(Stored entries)
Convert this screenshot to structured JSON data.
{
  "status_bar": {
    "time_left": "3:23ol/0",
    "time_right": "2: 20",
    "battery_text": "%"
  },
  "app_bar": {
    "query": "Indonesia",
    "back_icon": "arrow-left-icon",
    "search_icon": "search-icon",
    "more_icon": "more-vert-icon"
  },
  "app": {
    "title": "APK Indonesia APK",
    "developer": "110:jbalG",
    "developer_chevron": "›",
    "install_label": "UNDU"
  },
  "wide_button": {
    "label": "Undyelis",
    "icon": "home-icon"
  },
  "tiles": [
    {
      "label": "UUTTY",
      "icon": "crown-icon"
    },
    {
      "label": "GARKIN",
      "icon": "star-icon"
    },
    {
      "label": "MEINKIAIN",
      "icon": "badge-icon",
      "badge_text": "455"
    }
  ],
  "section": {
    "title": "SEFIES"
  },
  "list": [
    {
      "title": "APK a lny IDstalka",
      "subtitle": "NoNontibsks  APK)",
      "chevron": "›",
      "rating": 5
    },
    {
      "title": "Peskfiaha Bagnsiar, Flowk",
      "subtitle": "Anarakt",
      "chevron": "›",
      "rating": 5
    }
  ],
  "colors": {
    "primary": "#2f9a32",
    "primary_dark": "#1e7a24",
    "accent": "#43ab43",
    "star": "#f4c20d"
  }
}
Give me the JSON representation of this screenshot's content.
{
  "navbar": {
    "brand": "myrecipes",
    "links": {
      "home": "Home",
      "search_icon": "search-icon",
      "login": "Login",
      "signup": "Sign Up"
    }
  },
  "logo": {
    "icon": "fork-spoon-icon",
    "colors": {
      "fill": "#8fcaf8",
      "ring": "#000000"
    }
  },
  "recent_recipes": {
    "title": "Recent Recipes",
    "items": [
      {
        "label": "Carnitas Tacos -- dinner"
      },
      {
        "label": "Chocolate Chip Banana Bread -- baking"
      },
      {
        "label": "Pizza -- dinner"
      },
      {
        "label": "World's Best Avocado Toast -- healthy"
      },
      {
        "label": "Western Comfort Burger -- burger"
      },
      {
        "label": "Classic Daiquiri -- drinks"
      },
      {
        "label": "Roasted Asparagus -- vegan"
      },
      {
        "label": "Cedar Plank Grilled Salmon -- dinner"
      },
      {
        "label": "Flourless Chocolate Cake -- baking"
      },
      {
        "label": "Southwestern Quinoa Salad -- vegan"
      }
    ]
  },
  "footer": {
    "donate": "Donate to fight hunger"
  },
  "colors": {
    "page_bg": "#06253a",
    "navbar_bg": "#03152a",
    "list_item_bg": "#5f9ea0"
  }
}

→ GIVEN REQUEST:
Write only the number of lines that include "subtitle".

→ REPLY:
2